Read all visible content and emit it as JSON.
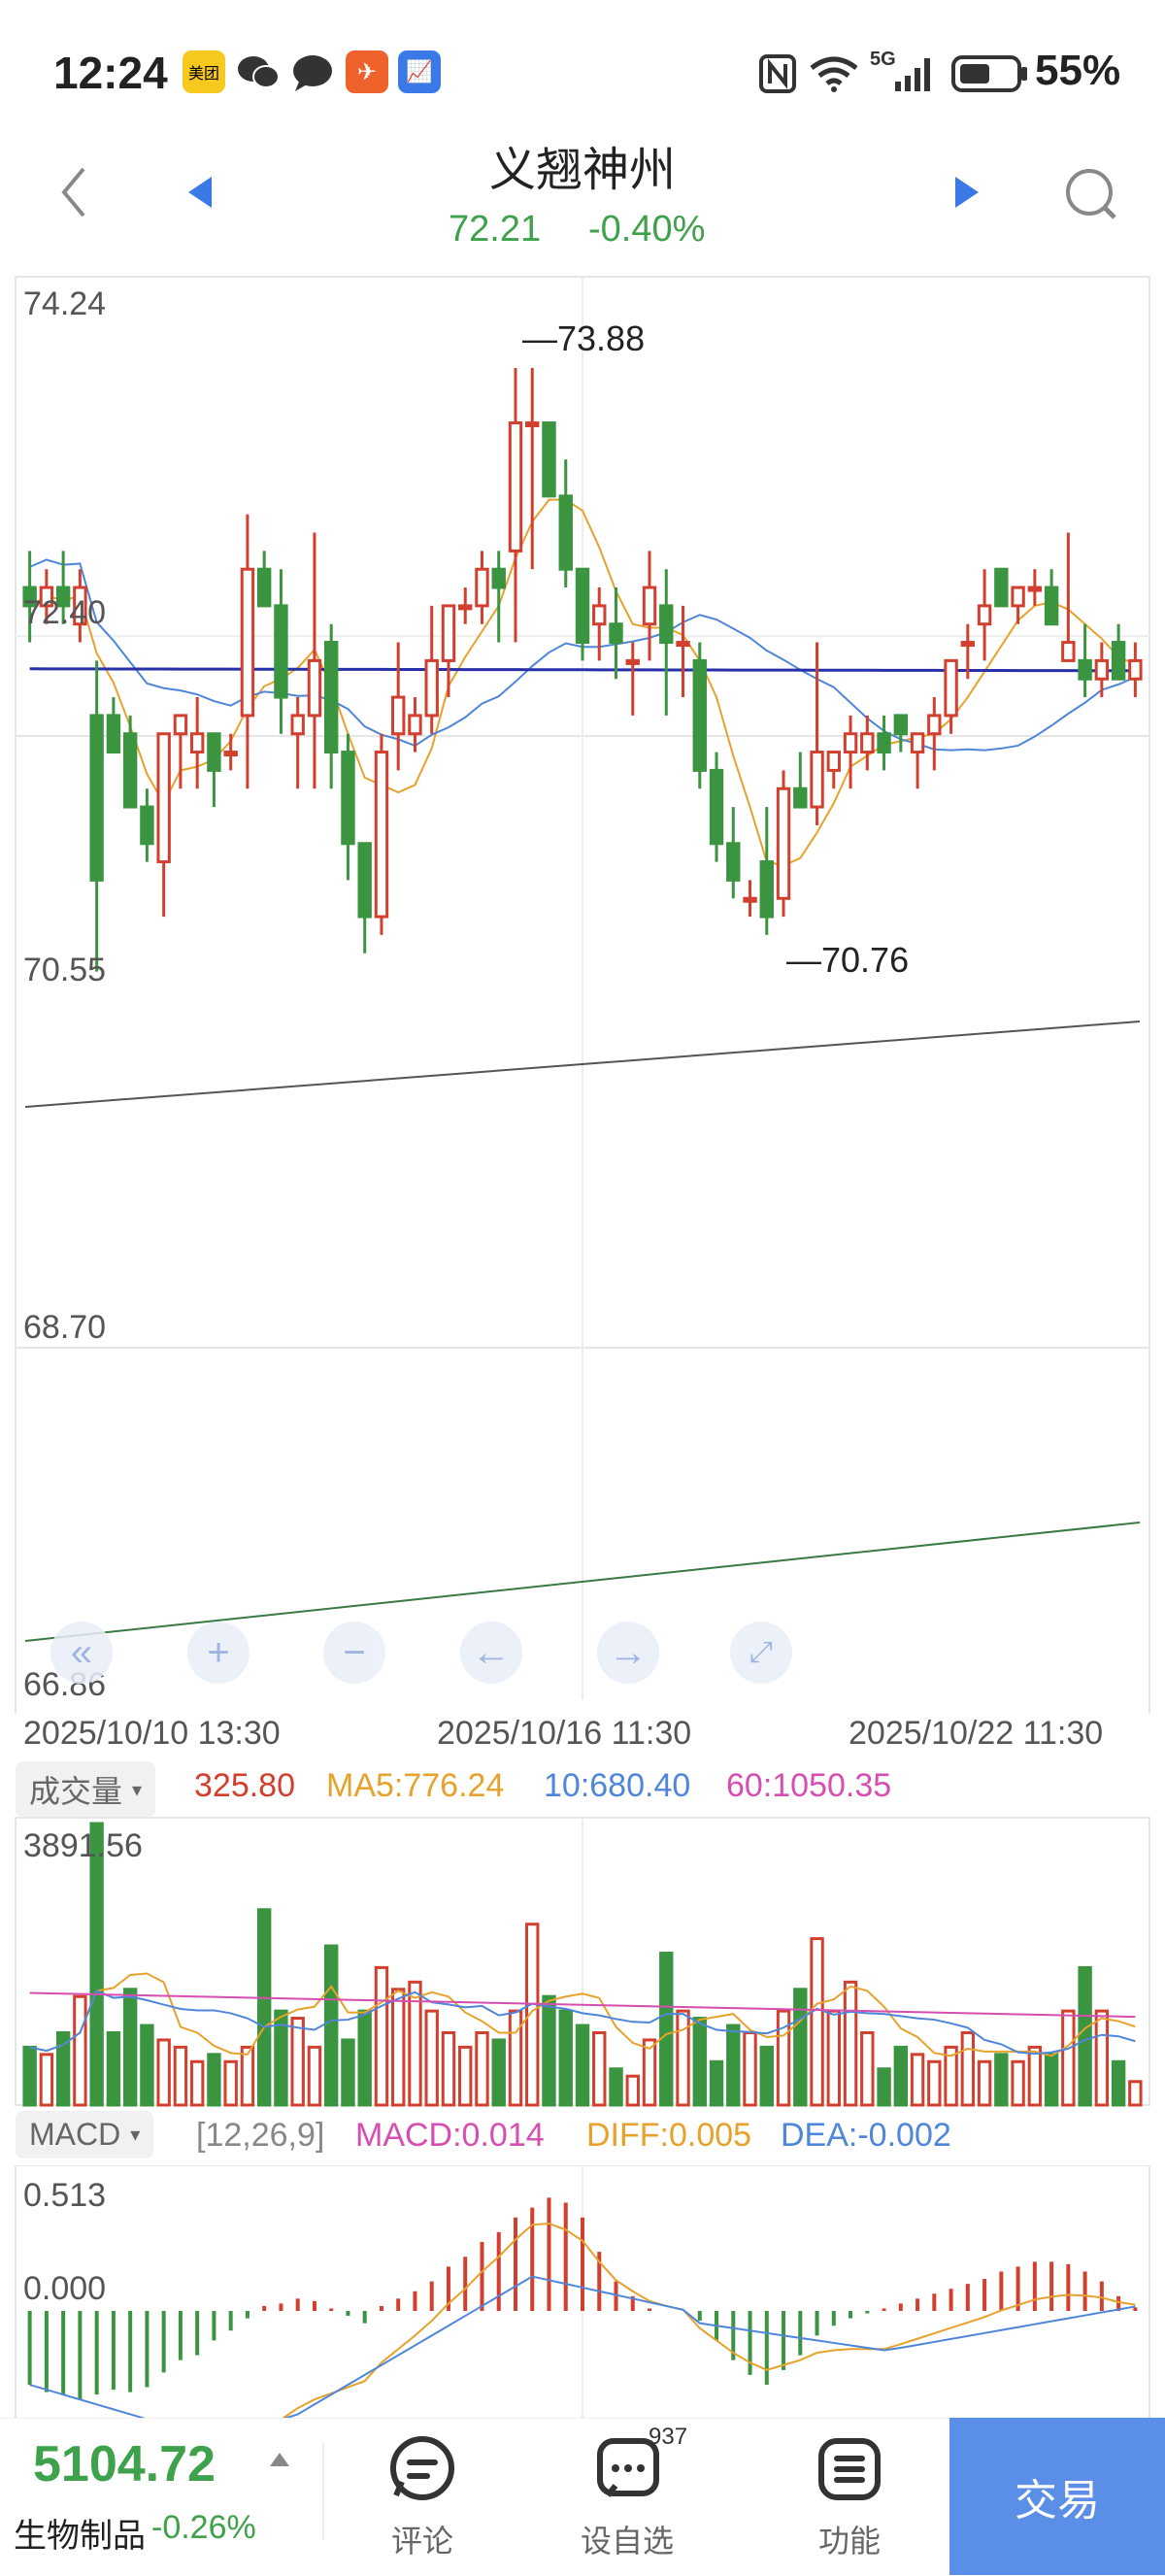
{
  "status_bar": {
    "time": "12:24",
    "apps": [
      {
        "icon": "meituan-icon",
        "label": "美团",
        "color": "#f7c81e"
      },
      {
        "icon": "wechat-icon",
        "label": "",
        "color": "#333333"
      },
      {
        "icon": "message-icon",
        "label": "",
        "color": "#333333"
      },
      {
        "icon": "feishu-icon",
        "label": "",
        "color": "#f0622b"
      },
      {
        "icon": "stock-app-icon",
        "label": "",
        "color": "#3b7ae6"
      }
    ],
    "network": "5G",
    "battery": "55%"
  },
  "header": {
    "title": "义翘神州",
    "price": "72.21",
    "change": "-0.40%",
    "price_color": "#3ea14b"
  },
  "main_chart": {
    "price_labels": [
      "74.24",
      "72.40",
      "70.55",
      "68.70",
      "66.86"
    ],
    "high_label": "73.88",
    "low_label": "70.76",
    "dates": [
      "2025/10/10 13:30",
      "2025/10/16 11:30",
      "2025/10/22 11:30"
    ],
    "controls": [
      "rewind-icon",
      "zoom-in-icon",
      "zoom-out-icon",
      "left-arrow-icon",
      "right-arrow-icon",
      "fullscreen-icon"
    ]
  },
  "volume": {
    "selector": "成交量",
    "value": "325.80",
    "ma5": "MA5:776.24",
    "ma10": "10:680.40",
    "ma60": "60:1050.35",
    "max_label": "3891.56"
  },
  "macd": {
    "selector": "MACD",
    "params": "[12,26,9]",
    "macd": "MACD:0.014",
    "diff": "DIFF:0.005",
    "dea": "DEA:-0.002",
    "top_label": "0.513",
    "zero_label": "0.000"
  },
  "bottom_bar": {
    "index_value": "5104.72",
    "index_name": "生物制品",
    "index_change": "-0.26%",
    "comment_label": "评论",
    "watchlist_label": "设自选",
    "watchlist_badge": "937",
    "functions_label": "功能",
    "trade_label": "交易"
  },
  "chart_data": {
    "type": "candlestick",
    "ylim": [
      66.86,
      74.24
    ],
    "high": 73.88,
    "low": 70.76,
    "candles": [
      [
        72.7,
        72.9,
        72.4,
        72.6
      ],
      [
        72.6,
        72.8,
        72.5,
        72.7
      ],
      [
        72.7,
        72.9,
        72.5,
        72.6
      ],
      [
        72.5,
        72.8,
        72.4,
        72.7
      ],
      [
        72.0,
        72.3,
        70.6,
        71.1
      ],
      [
        72.0,
        72.1,
        71.8,
        71.8
      ],
      [
        71.9,
        72.0,
        71.5,
        71.5
      ],
      [
        71.5,
        71.6,
        71.2,
        71.3
      ],
      [
        71.2,
        71.9,
        70.9,
        71.9
      ],
      [
        71.9,
        72.0,
        71.6,
        72.0
      ],
      [
        71.8,
        72.1,
        71.6,
        71.9
      ],
      [
        71.9,
        71.9,
        71.5,
        71.7
      ],
      [
        71.8,
        71.9,
        71.7,
        71.8
      ],
      [
        72.0,
        73.1,
        71.6,
        72.8
      ],
      [
        72.8,
        72.9,
        72.6,
        72.6
      ],
      [
        72.6,
        72.8,
        71.9,
        72.1
      ],
      [
        71.9,
        72.1,
        71.6,
        72.0
      ],
      [
        72.0,
        73.0,
        71.6,
        72.3
      ],
      [
        72.4,
        72.5,
        71.6,
        71.8
      ],
      [
        71.8,
        71.9,
        71.1,
        71.3
      ],
      [
        71.3,
        71.3,
        70.7,
        70.9
      ],
      [
        70.9,
        71.9,
        70.8,
        71.8
      ],
      [
        71.9,
        72.4,
        71.7,
        72.1
      ],
      [
        71.9,
        72.1,
        71.8,
        72.0
      ],
      [
        72.0,
        72.6,
        71.9,
        72.3
      ],
      [
        72.3,
        72.6,
        72.1,
        72.6
      ],
      [
        72.6,
        72.7,
        72.5,
        72.6
      ],
      [
        72.6,
        72.9,
        72.5,
        72.8
      ],
      [
        72.8,
        72.9,
        72.4,
        72.7
      ],
      [
        72.9,
        73.9,
        72.4,
        73.6
      ],
      [
        73.6,
        73.9,
        72.8,
        73.6
      ],
      [
        73.6,
        73.6,
        73.2,
        73.2
      ],
      [
        73.2,
        73.4,
        72.7,
        72.8
      ],
      [
        72.8,
        72.8,
        72.3,
        72.4
      ],
      [
        72.5,
        72.7,
        72.3,
        72.6
      ],
      [
        72.5,
        72.7,
        72.2,
        72.4
      ],
      [
        72.3,
        72.4,
        72.0,
        72.3
      ],
      [
        72.5,
        72.9,
        72.3,
        72.7
      ],
      [
        72.6,
        72.8,
        72.0,
        72.4
      ],
      [
        72.4,
        72.6,
        72.1,
        72.4
      ],
      [
        72.3,
        72.4,
        71.6,
        71.7
      ],
      [
        71.7,
        71.8,
        71.2,
        71.3
      ],
      [
        71.3,
        71.5,
        71.0,
        71.1
      ],
      [
        71.0,
        71.1,
        70.9,
        71.0
      ],
      [
        71.2,
        71.5,
        70.8,
        70.9
      ],
      [
        71.0,
        71.7,
        70.9,
        71.6
      ],
      [
        71.6,
        71.8,
        71.5,
        71.5
      ],
      [
        71.5,
        72.4,
        71.4,
        71.8
      ],
      [
        71.7,
        71.8,
        71.6,
        71.8
      ],
      [
        71.8,
        72.0,
        71.6,
        71.9
      ],
      [
        71.8,
        72.0,
        71.7,
        71.9
      ],
      [
        71.9,
        72.0,
        71.7,
        71.8
      ],
      [
        72.0,
        72.0,
        71.8,
        71.9
      ],
      [
        71.8,
        71.9,
        71.6,
        71.9
      ],
      [
        71.9,
        72.1,
        71.7,
        72.0
      ],
      [
        72.0,
        72.3,
        71.9,
        72.3
      ],
      [
        72.4,
        72.5,
        72.2,
        72.4
      ],
      [
        72.5,
        72.8,
        72.3,
        72.6
      ],
      [
        72.8,
        72.8,
        72.6,
        72.6
      ],
      [
        72.6,
        72.7,
        72.5,
        72.7
      ],
      [
        72.7,
        72.8,
        72.6,
        72.7
      ],
      [
        72.7,
        72.8,
        72.5,
        72.5
      ],
      [
        72.3,
        73.0,
        72.3,
        72.4
      ],
      [
        72.3,
        72.5,
        72.1,
        72.2
      ],
      [
        72.2,
        72.4,
        72.1,
        72.3
      ],
      [
        72.4,
        72.5,
        72.2,
        72.2
      ],
      [
        72.2,
        72.4,
        72.1,
        72.3
      ]
    ],
    "volume": [
      800,
      700,
      1000,
      1500,
      3891,
      1000,
      1600,
      1100,
      900,
      800,
      600,
      700,
      600,
      800,
      2700,
      1300,
      1200,
      800,
      2200,
      900,
      1300,
      1900,
      1600,
      1700,
      1300,
      1000,
      800,
      1000,
      900,
      1300,
      2500,
      1500,
      1300,
      1100,
      1000,
      500,
      400,
      900,
      2100,
      1300,
      1200,
      600,
      1100,
      1000,
      800,
      1300,
      1600,
      2300,
      1300,
      1700,
      1000,
      500,
      800,
      700,
      600,
      800,
      1000,
      600,
      700,
      600,
      800,
      700,
      1300,
      1900,
      1300,
      600,
      325
    ],
    "macd_hist": [
      -0.3,
      -0.33,
      -0.34,
      -0.36,
      -0.34,
      -0.32,
      -0.33,
      -0.31,
      -0.25,
      -0.2,
      -0.18,
      -0.12,
      -0.08,
      -0.03,
      0.02,
      0.03,
      0.05,
      0.04,
      0.01,
      -0.02,
      -0.05,
      0.02,
      0.05,
      0.08,
      0.12,
      0.18,
      0.22,
      0.28,
      0.32,
      0.38,
      0.42,
      0.46,
      0.44,
      0.38,
      0.24,
      0.12,
      0.06,
      0.01,
      0.0,
      0.0,
      -0.04,
      -0.12,
      -0.2,
      -0.26,
      -0.3,
      -0.24,
      -0.18,
      -0.1,
      -0.06,
      -0.03,
      -0.01,
      0.01,
      0.03,
      0.05,
      0.07,
      0.09,
      0.11,
      0.13,
      0.16,
      0.18,
      0.2,
      0.2,
      0.19,
      0.16,
      0.12,
      0.06,
      0.014
    ]
  }
}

+---+

[INSTRUCTION]
From the records, copy every line that has the string "icon" in it.

[RESULT FOR THIS TASK]
        "icon": "meituan-icon",
        "icon": "wechat-icon",
        "icon": "message-icon",
        "icon": "feishu-icon",
        "icon": "stock-app-icon",
      "rewind-icon",
      "zoom-in-icon",
      "zoom-out-icon",
      "left-arrow-icon",
      "right-arrow-icon",
      "fullscreen-icon"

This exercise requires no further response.